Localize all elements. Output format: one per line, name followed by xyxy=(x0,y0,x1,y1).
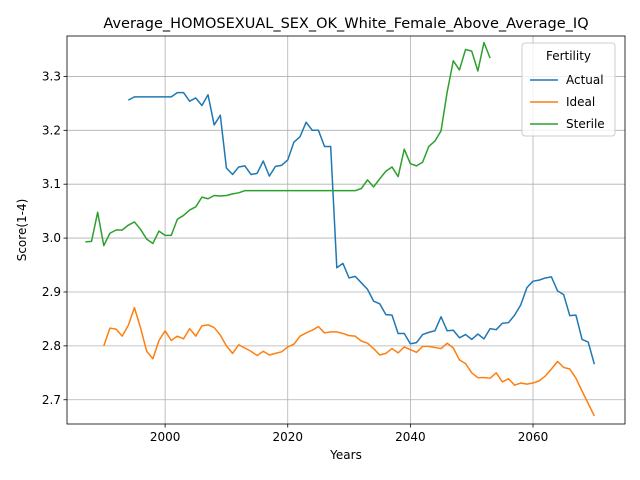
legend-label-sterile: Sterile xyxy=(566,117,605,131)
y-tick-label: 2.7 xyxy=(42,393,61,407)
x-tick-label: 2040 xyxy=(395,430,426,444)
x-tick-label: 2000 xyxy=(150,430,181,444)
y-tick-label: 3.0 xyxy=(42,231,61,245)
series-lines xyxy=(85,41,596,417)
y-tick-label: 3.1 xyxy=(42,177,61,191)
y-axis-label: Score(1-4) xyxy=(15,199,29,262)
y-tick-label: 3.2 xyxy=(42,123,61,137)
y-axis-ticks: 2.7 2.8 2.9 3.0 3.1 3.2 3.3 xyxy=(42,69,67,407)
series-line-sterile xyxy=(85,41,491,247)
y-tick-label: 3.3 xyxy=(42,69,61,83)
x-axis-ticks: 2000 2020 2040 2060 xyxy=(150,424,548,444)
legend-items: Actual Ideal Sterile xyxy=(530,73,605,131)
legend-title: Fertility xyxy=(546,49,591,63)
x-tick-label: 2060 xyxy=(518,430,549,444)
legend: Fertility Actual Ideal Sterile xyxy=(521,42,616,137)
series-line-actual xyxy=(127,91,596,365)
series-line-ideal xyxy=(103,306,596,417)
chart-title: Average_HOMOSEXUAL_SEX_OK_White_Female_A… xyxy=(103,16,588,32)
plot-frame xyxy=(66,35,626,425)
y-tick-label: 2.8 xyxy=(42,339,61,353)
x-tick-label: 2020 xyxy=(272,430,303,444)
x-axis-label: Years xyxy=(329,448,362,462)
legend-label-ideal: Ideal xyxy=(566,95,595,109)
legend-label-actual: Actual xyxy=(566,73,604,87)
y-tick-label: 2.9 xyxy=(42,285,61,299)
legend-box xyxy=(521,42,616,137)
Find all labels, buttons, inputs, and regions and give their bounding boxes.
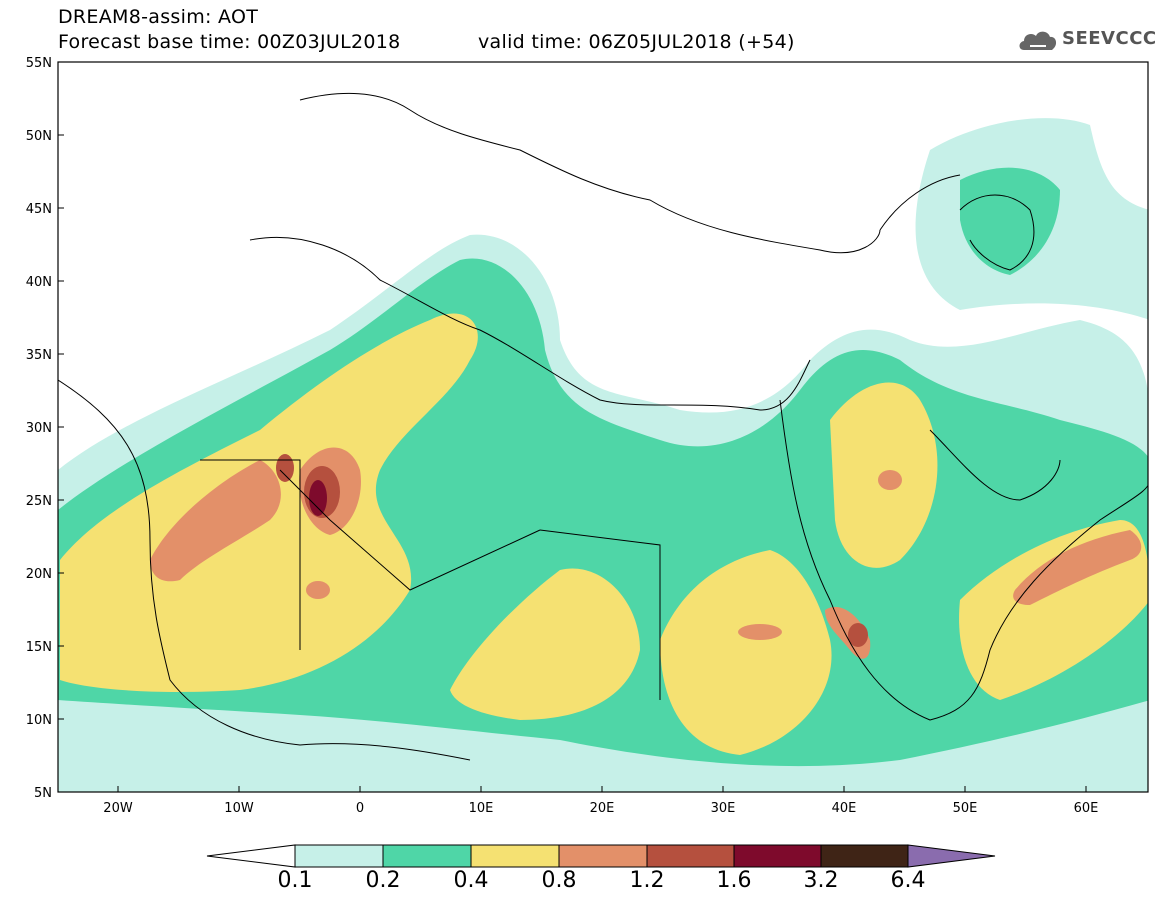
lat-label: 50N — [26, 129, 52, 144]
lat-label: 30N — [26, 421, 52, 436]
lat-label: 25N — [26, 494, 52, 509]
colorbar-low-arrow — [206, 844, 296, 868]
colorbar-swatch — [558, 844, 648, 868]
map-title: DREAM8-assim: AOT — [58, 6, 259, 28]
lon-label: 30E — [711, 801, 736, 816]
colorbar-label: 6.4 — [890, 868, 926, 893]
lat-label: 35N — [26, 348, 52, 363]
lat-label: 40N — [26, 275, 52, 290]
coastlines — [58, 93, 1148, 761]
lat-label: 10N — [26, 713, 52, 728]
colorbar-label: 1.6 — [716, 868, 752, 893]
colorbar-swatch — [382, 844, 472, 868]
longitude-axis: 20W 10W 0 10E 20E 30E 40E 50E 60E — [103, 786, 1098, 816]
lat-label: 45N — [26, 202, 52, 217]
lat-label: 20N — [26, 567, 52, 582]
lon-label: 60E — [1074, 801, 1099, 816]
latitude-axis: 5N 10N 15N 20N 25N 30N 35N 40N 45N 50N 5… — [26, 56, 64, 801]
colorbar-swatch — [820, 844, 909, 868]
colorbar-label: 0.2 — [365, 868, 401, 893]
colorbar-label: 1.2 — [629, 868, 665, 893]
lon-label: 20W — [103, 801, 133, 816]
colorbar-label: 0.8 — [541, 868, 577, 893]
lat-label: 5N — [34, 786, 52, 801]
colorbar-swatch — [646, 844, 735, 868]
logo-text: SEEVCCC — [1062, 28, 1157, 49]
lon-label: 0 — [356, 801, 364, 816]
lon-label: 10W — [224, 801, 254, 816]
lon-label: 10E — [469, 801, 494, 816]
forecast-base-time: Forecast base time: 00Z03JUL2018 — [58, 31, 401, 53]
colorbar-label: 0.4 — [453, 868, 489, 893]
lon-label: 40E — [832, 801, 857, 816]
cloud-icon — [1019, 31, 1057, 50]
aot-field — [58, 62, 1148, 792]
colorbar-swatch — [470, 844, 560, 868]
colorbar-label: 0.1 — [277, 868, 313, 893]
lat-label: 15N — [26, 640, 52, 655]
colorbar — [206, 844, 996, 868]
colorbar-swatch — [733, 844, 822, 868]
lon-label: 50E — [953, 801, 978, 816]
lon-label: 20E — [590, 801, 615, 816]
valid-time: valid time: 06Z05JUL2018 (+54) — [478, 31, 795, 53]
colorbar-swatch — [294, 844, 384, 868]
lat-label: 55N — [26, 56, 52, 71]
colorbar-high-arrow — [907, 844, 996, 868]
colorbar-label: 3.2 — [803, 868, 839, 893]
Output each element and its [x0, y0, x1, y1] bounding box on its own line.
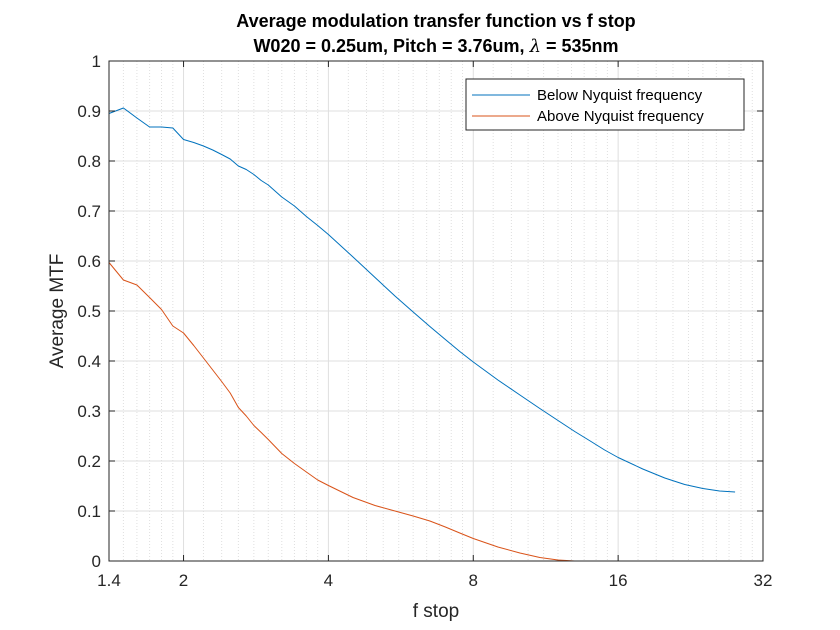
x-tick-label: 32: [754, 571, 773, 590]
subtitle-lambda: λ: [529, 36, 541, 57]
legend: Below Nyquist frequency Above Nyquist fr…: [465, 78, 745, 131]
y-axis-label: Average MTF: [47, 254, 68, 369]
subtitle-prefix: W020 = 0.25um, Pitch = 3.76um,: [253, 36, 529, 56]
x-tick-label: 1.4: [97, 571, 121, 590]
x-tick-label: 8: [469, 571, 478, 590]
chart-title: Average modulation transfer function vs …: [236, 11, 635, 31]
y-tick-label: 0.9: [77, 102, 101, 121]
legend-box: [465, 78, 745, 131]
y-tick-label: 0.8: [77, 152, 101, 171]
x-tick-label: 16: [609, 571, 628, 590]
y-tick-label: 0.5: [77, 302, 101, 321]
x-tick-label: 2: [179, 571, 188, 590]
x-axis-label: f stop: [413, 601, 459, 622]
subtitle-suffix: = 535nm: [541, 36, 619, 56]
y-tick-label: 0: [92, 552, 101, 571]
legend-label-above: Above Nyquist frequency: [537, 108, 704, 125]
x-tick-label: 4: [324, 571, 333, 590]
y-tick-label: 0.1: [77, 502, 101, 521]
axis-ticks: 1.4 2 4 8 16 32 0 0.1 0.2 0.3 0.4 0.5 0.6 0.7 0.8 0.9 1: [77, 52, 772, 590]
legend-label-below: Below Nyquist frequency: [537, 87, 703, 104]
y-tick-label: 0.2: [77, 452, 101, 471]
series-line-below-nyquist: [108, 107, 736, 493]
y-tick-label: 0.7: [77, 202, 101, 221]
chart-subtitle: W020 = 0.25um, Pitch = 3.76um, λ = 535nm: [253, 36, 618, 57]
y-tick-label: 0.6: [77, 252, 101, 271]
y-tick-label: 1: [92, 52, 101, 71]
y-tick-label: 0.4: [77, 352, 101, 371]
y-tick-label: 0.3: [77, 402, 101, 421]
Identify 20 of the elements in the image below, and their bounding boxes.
....
• [Task goal]:
Give every line of the records above as a JSON list of strings, one string per line, leaving out blank lines and the picture lines.

• [Task response]:
[
  "Localize all elements. Output format: one per line, name followed by xyxy=(x0,y0,x1,y1).",
  "legend-label-sterile: Sterile xyxy=(566,117,605,131)",
  "y-tick-label: 2.7 xyxy=(42,393,61,407)",
  "x-tick-label: 2040 xyxy=(395,430,426,444)",
  "x-tick-label: 2000 xyxy=(150,430,181,444)",
  "y-tick-label: 3.0 xyxy=(42,231,61,245)",
  "series-lines xyxy=(85,41,596,417)",
  "y-tick-label: 3.1 xyxy=(42,177,61,191)",
  "y-axis-label: Score(1-4) xyxy=(15,199,29,262)",
  "y-tick-label: 3.2 xyxy=(42,123,61,137)",
  "y-axis-ticks: 2.7 2.8 2.9 3.0 3.1 3.2 3.3 xyxy=(42,69,67,407)",
  "series-line-sterile xyxy=(85,41,491,247)",
  "y-tick-label: 3.3 xyxy=(42,69,61,83)",
  "x-axis-ticks: 2000 2020 2040 2060 xyxy=(150,424,548,444)",
  "legend-items: Actual Ideal Sterile xyxy=(530,73,605,131)",
  "legend-title: Fertility xyxy=(546,49,591,63)",
  "x-tick-label: 2060 xyxy=(518,430,549,444)",
  "legend: Fertility Actual Ideal Sterile xyxy=(521,42,616,137)",
  "series-line-actual xyxy=(127,91,596,365)",
  "series-line-ideal xyxy=(103,306,596,417)",
  "chart-title: Average_HOMOSEXUAL_SEX_OK_White_Female_A… xyxy=(103,16,588,32)",
  "plot-frame xyxy=(66,35,626,425)",
  "y-tick-label: 2.8 xyxy=(42,339,61,353)",
  "x-tick-label: 2020 xyxy=(272,430,303,444)",
  "x-axis-label: Years xyxy=(329,448,362,462)",
  "legend-label-ideal: Ideal xyxy=(566,95,595,109)",
  "legend-label-actual: Actual xyxy=(566,73,604,87)",
  "y-tick-label: 2.9 xyxy=(42,285,61,299)",
  "legend-box xyxy=(521,42,616,137)",
  "Find all labels, buttons, inputs, and regions and give their bounding boxes.",
  "lat-label: 50N — [26, 129, 52, 144]",
  "lat-label: 30N — [26, 421, 52, 436]",
  "lat-label: 25N — [26, 494, 52, 509]",
  "colorbar-low-arrow — [206, 844, 296, 868]",
  "colorbar-swatch — [558, 844, 648, 868]",
  "map-title: DREAM8-assim: AOT — [58, 6, 259, 28]",
  "lon-label: 30E — [711, 801, 736, 816]",
  "colorbar-label: 6.4 — [890, 868, 926, 893]",
  "lat-label: 35N — [26, 348, 52, 363]",
  "lat-label: 40N — [26, 275, 52, 290]",
  "coastlines — [58, 93, 1148, 761]",
  "lat-label: 10N — [26, 713, 52, 728]",
  "colorbar-label: 1.6 — [716, 868, 752, 893]",
  "colorbar-swatch — [382, 844, 472, 868]",
  "longitude-axis: 20W 10W 0 10E 20E 30E 40E 50E 60E — [103, 786, 1098, 816]",
  "lat-label: 45N — [26, 202, 52, 217]",
  "lat-label: 20N — [26, 567, 52, 582]",
  "lon-label: 60E — [1074, 801, 1099, 816]",
  "latitude-axis: 5N 10N 15N 20N 25N 30N 35N 40N 45N 50N 5… — [26, 56, 64, 801]",
  "colorbar-swatch — [820, 844, 909, 868]",
  "colorbar-label: 0.2 — [365, 868, 401, 893]",
  "colorbar-label: 1.2 — [629, 868, 665, 893]",
  "lon-label: 20W — [103, 801, 133, 816]",
  "colorbar-label: 0.8 — [541, 868, 577, 893]",
  "lat-label: 5N — [34, 786, 52, 801]",
  "colorbar-swatch — [646, 844, 735, 868]",
  "logo-text: SEEVCCC — [1062, 28, 1157, 49]",
  "lon-label: 0 — [356, 801, 364, 816]",
  "lon-label: 10W — [224, 801, 254, 816]",
  "lon-label: 10E — [469, 801, 494, 816]",
  "forecast-base-time: Forecast base time: 00Z03JUL2018 — [58, 31, 401, 53]",
  "colorbar-label: 0.4 — [453, 868, 489, 893]",
  "lon-label: 40E — [832, 801, 857, 816]",
  "cloud-icon — [1019, 31, 1057, 50]",
  "aot-field — [58, 62, 1148, 792]",
  "colorbar-swatch — [470, 844, 560, 868]",
  "colorbar-label: 0.1 — [277, 868, 313, 893]",
  "lat-label: 15N — [26, 640, 52, 655]",
  "colorbar — [206, 844, 996, 868]",
  "colorbar-swatch — [733, 844, 822, 868]",
  "lon-label: 50E — [953, 801, 978, 816]",
  "lon-label: 20E — [590, 801, 615, 816]",
  "valid-time: valid time: 06Z05JUL2018 (+54) — [478, 31, 795, 53]",
  "colorbar-swatch — [294, 844, 384, 868]",
  "lat-label: 55N — [26, 56, 52, 71]",
  "colorbar-high-arrow — [907, 844, 996, 868]",
  "colorbar-label: 3.2 — [803, 868, 839, 893]",
  "Output each element and its [x0, y0, x1, y1] bounding box on its own line.",
  "x-tick-label: 32: [754, 571, 773, 590]",
  "subtitle-lambda: λ: [529, 36, 541, 57]",
  "legend: Below Nyquist frequency Above Nyquist fr…: [465, 78, 745, 131]",
  "y-axis-label: Average MTF: [47, 254, 68, 369]",
  "subtitle-prefix: W020 = 0.25um, Pitch = 3.76um,: [253, 36, 529, 56]",
  "x-tick-label: 1.4: [97, 571, 121, 590]",
  "x-tick-label: 8: [469, 571, 478, 590]",
  "chart-title: Average modulation transfer function vs …: [236, 11, 635, 31]",
  "y-tick-label: 0.9: [77, 102, 101, 121]",
  "legend-box: [465, 78, 745, 131]",
  "y-tick-label: 0.8: [77, 152, 101, 171]",
  "x-tick-label: 16: [609, 571, 628, 590]",
  "y-tick-label: 0.5: [77, 302, 101, 321]",
  "x-tick-label: 2: [179, 571, 188, 590]",
  "x-axis-label: f stop: [413, 601, 459, 622]",
  "subtitle-suffix: = 535nm: [541, 36, 619, 56]",
  "y-tick-label: 0: [92, 552, 101, 571]",
  "legend-label-above: Above Nyquist frequency: [537, 108, 704, 125]",
  "x-tick-label: 4: [324, 571, 333, 590]",
  "y-tick-label: 0.1: [77, 502, 101, 521]",
  "axis-ticks: 1.4 2 4 8 16 32 0 0.1 0.2 0.3 0.4 0.5 0.6 0.7 0.8 0.9 1: [77, 52, 772, 590]",
  "legend-label-below: Below Nyquist frequency: [537, 87, 703, 104]",
  "y-tick-label: 0.2: [77, 452, 101, 471]",
  "series-line-below-nyquist: [108, 107, 736, 493]",
  "y-tick-label: 0.7: [77, 202, 101, 221]",
  "chart-subtitle: W020 = 0.25um, Pitch = 3.76um, λ = 535nm: [253, 36, 618, 57]",
  "y-tick-label: 0.6: [77, 252, 101, 271]",
  "y-tick-label: 1: [92, 52, 101, 71]",
  "y-tick-label: 0.4: [77, 352, 101, 371]",
  "y-tick-label: 0.3: [77, 402, 101, 421]",
  "Identify 20 of the elements in the image below, and their bounding boxes."
]